To do >> Please give the listing again, word for word, with nothing left out.

Records >>
· · · · ·
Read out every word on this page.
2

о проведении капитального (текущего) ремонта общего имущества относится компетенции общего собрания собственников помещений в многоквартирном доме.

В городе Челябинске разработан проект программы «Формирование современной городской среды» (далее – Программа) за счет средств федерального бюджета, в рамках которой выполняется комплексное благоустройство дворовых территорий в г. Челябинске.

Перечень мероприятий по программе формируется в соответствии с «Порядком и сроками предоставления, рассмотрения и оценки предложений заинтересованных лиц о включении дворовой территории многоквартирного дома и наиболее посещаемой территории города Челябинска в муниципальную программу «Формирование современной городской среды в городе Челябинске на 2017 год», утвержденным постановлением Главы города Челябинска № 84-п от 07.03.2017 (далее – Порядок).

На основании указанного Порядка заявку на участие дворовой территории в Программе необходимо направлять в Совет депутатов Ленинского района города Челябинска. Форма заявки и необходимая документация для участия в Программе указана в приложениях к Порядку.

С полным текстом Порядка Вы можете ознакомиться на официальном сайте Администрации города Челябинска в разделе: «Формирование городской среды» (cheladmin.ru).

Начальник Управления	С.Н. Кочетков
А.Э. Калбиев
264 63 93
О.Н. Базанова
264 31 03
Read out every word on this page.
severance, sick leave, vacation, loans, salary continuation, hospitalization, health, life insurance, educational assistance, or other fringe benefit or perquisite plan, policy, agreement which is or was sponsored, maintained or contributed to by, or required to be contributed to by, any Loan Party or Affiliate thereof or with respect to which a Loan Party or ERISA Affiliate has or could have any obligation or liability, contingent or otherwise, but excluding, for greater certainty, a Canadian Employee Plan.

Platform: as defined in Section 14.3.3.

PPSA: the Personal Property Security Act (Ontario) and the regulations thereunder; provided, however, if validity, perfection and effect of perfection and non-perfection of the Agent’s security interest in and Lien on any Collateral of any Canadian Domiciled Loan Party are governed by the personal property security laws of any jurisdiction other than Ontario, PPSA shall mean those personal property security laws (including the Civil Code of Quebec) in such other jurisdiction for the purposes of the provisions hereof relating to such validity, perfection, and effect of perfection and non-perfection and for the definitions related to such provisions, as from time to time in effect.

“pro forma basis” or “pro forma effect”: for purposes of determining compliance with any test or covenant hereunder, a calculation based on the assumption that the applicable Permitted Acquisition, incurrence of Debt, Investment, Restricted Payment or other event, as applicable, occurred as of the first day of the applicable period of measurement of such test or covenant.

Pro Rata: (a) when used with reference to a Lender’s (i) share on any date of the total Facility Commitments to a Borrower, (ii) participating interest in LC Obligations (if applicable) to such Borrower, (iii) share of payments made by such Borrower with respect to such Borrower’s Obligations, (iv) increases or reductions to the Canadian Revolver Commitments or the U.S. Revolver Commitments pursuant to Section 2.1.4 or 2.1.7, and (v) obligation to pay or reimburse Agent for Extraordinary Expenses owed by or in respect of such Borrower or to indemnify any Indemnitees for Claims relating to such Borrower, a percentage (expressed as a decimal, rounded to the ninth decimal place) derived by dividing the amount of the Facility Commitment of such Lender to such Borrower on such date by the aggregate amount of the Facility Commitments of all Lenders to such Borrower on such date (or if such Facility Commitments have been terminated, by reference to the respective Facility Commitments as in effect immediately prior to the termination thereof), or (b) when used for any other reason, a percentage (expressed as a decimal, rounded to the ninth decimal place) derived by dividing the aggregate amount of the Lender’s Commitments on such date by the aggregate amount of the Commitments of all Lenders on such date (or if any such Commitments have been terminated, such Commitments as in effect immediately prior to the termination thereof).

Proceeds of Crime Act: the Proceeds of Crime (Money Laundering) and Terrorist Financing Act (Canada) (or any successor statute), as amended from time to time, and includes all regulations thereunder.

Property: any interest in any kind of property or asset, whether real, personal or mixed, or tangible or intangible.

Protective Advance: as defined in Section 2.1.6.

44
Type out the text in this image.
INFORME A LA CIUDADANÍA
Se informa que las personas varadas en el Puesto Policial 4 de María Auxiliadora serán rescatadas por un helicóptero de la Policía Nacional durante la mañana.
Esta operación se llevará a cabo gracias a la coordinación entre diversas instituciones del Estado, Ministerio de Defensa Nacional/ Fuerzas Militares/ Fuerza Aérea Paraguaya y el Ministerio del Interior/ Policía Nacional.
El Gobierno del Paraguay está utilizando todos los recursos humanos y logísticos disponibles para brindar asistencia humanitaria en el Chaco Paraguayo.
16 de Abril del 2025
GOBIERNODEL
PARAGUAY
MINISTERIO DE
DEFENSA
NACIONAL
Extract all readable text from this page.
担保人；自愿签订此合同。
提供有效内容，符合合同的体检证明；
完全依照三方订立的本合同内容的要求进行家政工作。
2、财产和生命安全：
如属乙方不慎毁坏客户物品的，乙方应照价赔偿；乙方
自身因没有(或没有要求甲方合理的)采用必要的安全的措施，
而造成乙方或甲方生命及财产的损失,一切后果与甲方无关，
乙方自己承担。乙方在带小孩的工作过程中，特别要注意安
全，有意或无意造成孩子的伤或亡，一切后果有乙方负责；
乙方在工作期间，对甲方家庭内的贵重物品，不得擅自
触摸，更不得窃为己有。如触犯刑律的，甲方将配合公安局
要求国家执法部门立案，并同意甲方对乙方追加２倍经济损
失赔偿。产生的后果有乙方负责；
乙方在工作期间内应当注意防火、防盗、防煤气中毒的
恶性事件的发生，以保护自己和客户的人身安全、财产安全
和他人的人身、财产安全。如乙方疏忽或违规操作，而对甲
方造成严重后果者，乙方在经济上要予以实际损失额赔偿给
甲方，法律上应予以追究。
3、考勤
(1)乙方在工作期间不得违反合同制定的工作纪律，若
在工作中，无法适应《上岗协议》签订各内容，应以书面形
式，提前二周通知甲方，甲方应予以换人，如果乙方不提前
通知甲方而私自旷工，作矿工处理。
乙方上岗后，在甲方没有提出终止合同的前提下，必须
· · · · ·
Exercise answer >>
Read out every word on this page.
2

о проведении капитального (текущего) ремонта общего имущества относится компетенции общего собрания собственников помещений в многоквартирном доме.

В городе Челябинске разработан проект программы «Формирование современной городской среды» (далее – Программа) за счет средств федерального бюджета, в рамках которой выполняется комплексное благоустройство дворовых территорий в г. Челябинске.

Перечень мероприятий по программе формируется в соответствии с «Порядком и сроками предоставления, рассмотрения и оценки предложений заинтересованных лиц о включении дворовой территории многоквартирного дома и наиболее посещаемой территории города Челябинска в муниципальную программу «Формирование современной городской среды в городе Челябинске на 2017 год», утвержденным постановлением Главы города Челябинска № 84-п от 07.03.2017 (далее – Порядок).

На основании указанного Порядка заявку на участие дворовой территории в Программе необходимо направлять в Совет депутатов Ленинского района города Челябинска. Форма заявки и необходимая документация для участия в Программе указана в приложениях к Порядку.

С полным текстом Порядка Вы можете ознакомиться на официальном сайте Администрации города Челябинска в разделе: «Формирование городской среды» (cheladmin.ru).

Начальник Управления	С.Н. Кочетков
А.Э. Калбиев
264 63 93
О.Н. Базанова
264 31 03
Read out every word on this page.
severance, sick leave, vacation, loans, salary continuation, hospitalization, health, life insurance, educational assistance, or other fringe benefit or perquisite plan, policy, agreement which is or was sponsored, maintained or contributed to by, or required to be contributed to by, any Loan Party or Affiliate thereof or with respect to which a Loan Party or ERISA Affiliate has or could have any obligation or liability, contingent or otherwise, but excluding, for greater certainty, a Canadian Employee Plan.

Platform: as defined in Section 14.3.3.

PPSA: the Personal Property Security Act (Ontario) and the regulations thereunder; provided, however, if validity, perfection and effect of perfection and non-perfection of the Agent’s security interest in and Lien on any Collateral of any Canadian Domiciled Loan Party are governed by the personal property security laws of any jurisdiction other than Ontario, PPSA shall mean those personal property security laws (including the Civil Code of Quebec) in such other jurisdiction for the purposes of the provisions hereof relating to such validity, perfection, and effect of perfection and non-perfection and for the definitions related to such provisions, as from time to time in effect.

“pro forma basis” or “pro forma effect”: for purposes of determining compliance with any test or covenant hereunder, a calculation based on the assumption that the applicable Permitted Acquisition, incurrence of Debt, Investment, Restricted Payment or other event, as applicable, occurred as of the first day of the applicable period of measurement of such test or covenant.

Pro Rata: (a) when used with reference to a Lender’s (i) share on any date of the total Facility Commitments to a Borrower, (ii) participating interest in LC Obligations (if applicable) to such Borrower, (iii) share of payments made by such Borrower with respect to such Borrower’s Obligations, (iv) increases or reductions to the Canadian Revolver Commitments or the U.S. Revolver Commitments pursuant to Section 2.1.4 or 2.1.7, and (v) obligation to pay or reimburse Agent for Extraordinary Expenses owed by or in respect of such Borrower or to indemnify any Indemnitees for Claims relating to such Borrower, a percentage (expressed as a decimal, rounded to the ninth decimal place) derived by dividing the amount of the Facility Commitment of such Lender to such Borrower on such date by the aggregate amount of the Facility Commitments of all Lenders to such Borrower on such date (or if such Facility Commitments have been terminated, by reference to the respective Facility Commitments as in effect immediately prior to the termination thereof), or (b) when used for any other reason, a percentage (expressed as a decimal, rounded to the ninth decimal place) derived by dividing the aggregate amount of the Lender’s Commitments on such date by the aggregate amount of the Commitments of all Lenders on such date (or if any such Commitments have been terminated, such Commitments as in effect immediately prior to the termination thereof).

Proceeds of Crime Act: the Proceeds of Crime (Money Laundering) and Terrorist Financing Act (Canada) (or any successor statute), as amended from time to time, and includes all regulations thereunder.

Property: any interest in any kind of property or asset, whether real, personal or mixed, or tangible or intangible.

Protective Advance: as defined in Section 2.1.6.

44
Type out the text in this image.
INFORME A LA CIUDADANÍA
Se informa que las personas varadas en el Puesto Policial 4 de María Auxiliadora serán rescatadas por un helicóptero de la Policía Nacional durante la mañana.
Esta operación se llevará a cabo gracias a la coordinación entre diversas instituciones del Estado, Ministerio de Defensa Nacional/ Fuerzas Militares/ Fuerza Aérea Paraguaya y el Ministerio del Interior/ Policía Nacional.
El Gobierno del Paraguay está utilizando todos los recursos humanos y logísticos disponibles para brindar asistencia humanitaria en el Chaco Paraguayo.
16 de Abril del 2025
GOBIERNODEL
PARAGUAY
MINISTERIO DE
DEFENSA
NACIONAL
Extract all readable text from this page.
担保人；自愿签订此合同。
提供有效内容，符合合同的体检证明；
完全依照三方订立的本合同内容的要求进行家政工作。
2、财产和生命安全：
如属乙方不慎毁坏客户物品的，乙方应照价赔偿；乙方
自身因没有(或没有要求甲方合理的)采用必要的安全的措施，
而造成乙方或甲方生命及财产的损失,一切后果与甲方无关，
乙方自己承担。乙方在带小孩的工作过程中，特别要注意安
全，有意或无意造成孩子的伤或亡，一切后果有乙方负责；
乙方在工作期间，对甲方家庭内的贵重物品，不得擅自
触摸，更不得窃为己有。如触犯刑律的，甲方将配合公安局
要求国家执法部门立案，并同意甲方对乙方追加２倍经济损
失赔偿。产生的后果有乙方负责；
乙方在工作期间内应当注意防火、防盗、防煤气中毒的
恶性事件的发生，以保护自己和客户的人身安全、财产安全
和他人的人身、财产安全。如乙方疏忽或违规操作，而对甲
方造成严重后果者，乙方在经济上要予以实际损失额赔偿给
甲方，法律上应予以追究。
3、考勤
(1)乙方在工作期间不得违反合同制定的工作纪律，若
在工作中，无法适应《上岗协议》签订各内容，应以书面形
式，提前二周通知甲方，甲方应予以换人，如果乙方不提前
通知甲方而私自旷工，作矿工处理。
乙方上岗后，在甲方没有提出终止合同的前提下，必须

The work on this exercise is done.